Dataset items
- - - - - - -

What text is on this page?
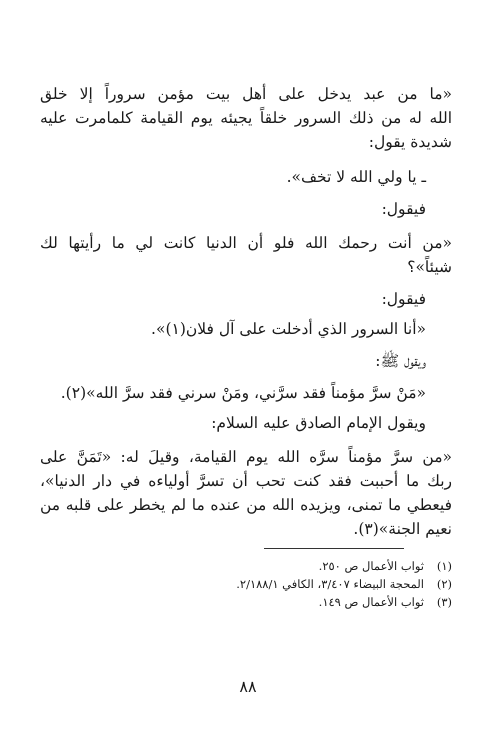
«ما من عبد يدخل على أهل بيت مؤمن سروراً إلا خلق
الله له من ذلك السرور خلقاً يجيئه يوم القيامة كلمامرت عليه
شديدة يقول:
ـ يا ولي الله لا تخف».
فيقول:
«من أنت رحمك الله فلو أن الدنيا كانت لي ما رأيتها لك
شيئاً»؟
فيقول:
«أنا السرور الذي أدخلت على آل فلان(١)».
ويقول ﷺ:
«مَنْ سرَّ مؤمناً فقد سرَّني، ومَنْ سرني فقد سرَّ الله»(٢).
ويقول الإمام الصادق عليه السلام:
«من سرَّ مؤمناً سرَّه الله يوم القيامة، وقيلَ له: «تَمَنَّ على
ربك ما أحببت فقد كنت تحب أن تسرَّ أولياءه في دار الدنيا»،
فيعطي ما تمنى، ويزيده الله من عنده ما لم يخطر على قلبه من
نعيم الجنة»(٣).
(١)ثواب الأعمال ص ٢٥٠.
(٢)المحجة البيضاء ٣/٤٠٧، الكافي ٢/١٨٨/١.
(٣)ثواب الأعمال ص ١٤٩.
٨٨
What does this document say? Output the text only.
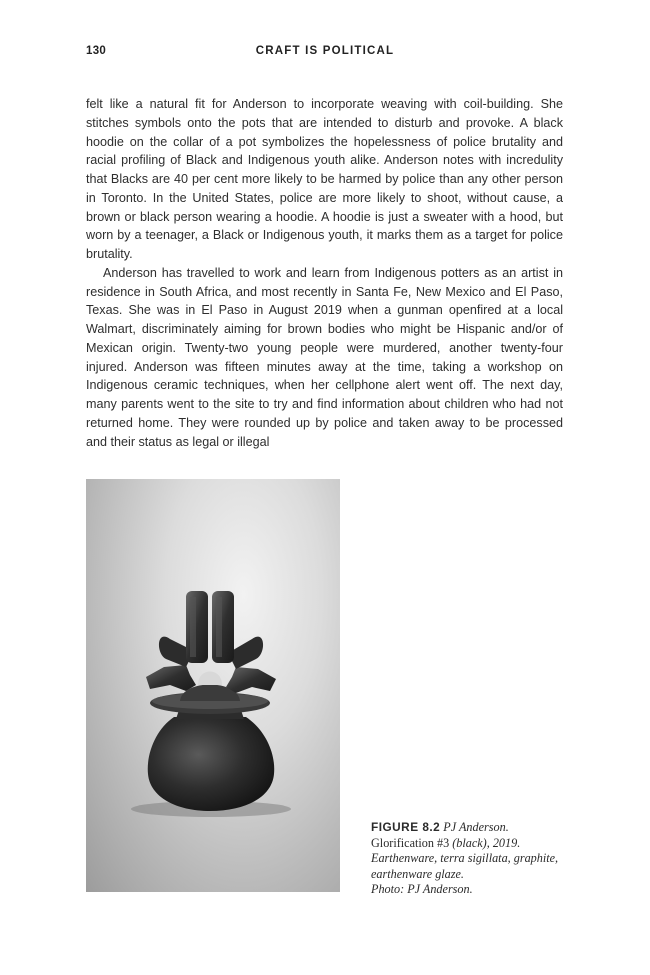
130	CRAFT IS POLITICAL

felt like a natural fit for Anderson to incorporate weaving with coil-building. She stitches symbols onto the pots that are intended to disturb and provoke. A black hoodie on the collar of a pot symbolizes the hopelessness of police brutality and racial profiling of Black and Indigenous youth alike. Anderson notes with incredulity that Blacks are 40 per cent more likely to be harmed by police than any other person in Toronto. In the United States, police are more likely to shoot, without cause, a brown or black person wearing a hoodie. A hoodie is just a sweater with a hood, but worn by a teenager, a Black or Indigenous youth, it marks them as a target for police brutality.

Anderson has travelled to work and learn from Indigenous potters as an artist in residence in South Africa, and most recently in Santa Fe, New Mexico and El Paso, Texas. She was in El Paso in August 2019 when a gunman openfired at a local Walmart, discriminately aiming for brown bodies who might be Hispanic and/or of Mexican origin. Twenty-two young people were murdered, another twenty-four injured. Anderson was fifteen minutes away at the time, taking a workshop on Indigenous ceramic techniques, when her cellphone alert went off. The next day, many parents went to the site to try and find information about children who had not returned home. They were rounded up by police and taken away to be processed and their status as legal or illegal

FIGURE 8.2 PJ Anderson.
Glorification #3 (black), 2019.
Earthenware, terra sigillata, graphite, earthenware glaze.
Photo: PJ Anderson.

- - - - - - -

-- OBJECTIVE --
Every line of the data above should be quoted exactly. Omit the pictures.

-- OUTPUT --
What text is on this page?
«ما من عبد يدخل على أهل بيت مؤمن سروراً إلا خلق
الله له من ذلك السرور خلقاً يجيئه يوم القيامة كلمامرت عليه
شديدة يقول:
ـ يا ولي الله لا تخف».
فيقول:
«من أنت رحمك الله فلو أن الدنيا كانت لي ما رأيتها لك
شيئاً»؟
فيقول:
«أنا السرور الذي أدخلت على آل فلان(١)».
ويقول ﷺ:
«مَنْ سرَّ مؤمناً فقد سرَّني، ومَنْ سرني فقد سرَّ الله»(٢).
ويقول الإمام الصادق عليه السلام:
«من سرَّ مؤمناً سرَّه الله يوم القيامة، وقيلَ له: «تَمَنَّ على
ربك ما أحببت فقد كنت تحب أن تسرَّ أولياءه في دار الدنيا»،
فيعطي ما تمنى، ويزيده الله من عنده ما لم يخطر على قلبه من
نعيم الجنة»(٣).
(١)ثواب الأعمال ص ٢٥٠.
(٢)المحجة البيضاء ٣/٤٠٧، الكافي ٢/١٨٨/١.
(٣)ثواب الأعمال ص ١٤٩.
٨٨
What does this document say? Output the text only.
130	CRAFT IS POLITICAL

felt like a natural fit for Anderson to incorporate weaving with coil-building. She stitches symbols onto the pots that are intended to disturb and provoke. A black hoodie on the collar of a pot symbolizes the hopelessness of police brutality and racial profiling of Black and Indigenous youth alike. Anderson notes with incredulity that Blacks are 40 per cent more likely to be harmed by police than any other person in Toronto. In the United States, police are more likely to shoot, without cause, a brown or black person wearing a hoodie. A hoodie is just a sweater with a hood, but worn by a teenager, a Black or Indigenous youth, it marks them as a target for police brutality.

Anderson has travelled to work and learn from Indigenous potters as an artist in residence in South Africa, and most recently in Santa Fe, New Mexico and El Paso, Texas. She was in El Paso in August 2019 when a gunman openfired at a local Walmart, discriminately aiming for brown bodies who might be Hispanic and/or of Mexican origin. Twenty-two young people were murdered, another twenty-four injured. Anderson was fifteen minutes away at the time, taking a workshop on Indigenous ceramic techniques, when her cellphone alert went off. The next day, many parents went to the site to try and find information about children who had not returned home. They were rounded up by police and taken away to be processed and their status as legal or illegal

FIGURE 8.2 PJ Anderson.
Glorification #3 (black), 2019.
Earthenware, terra sigillata, graphite, earthenware glaze.
Photo: PJ Anderson.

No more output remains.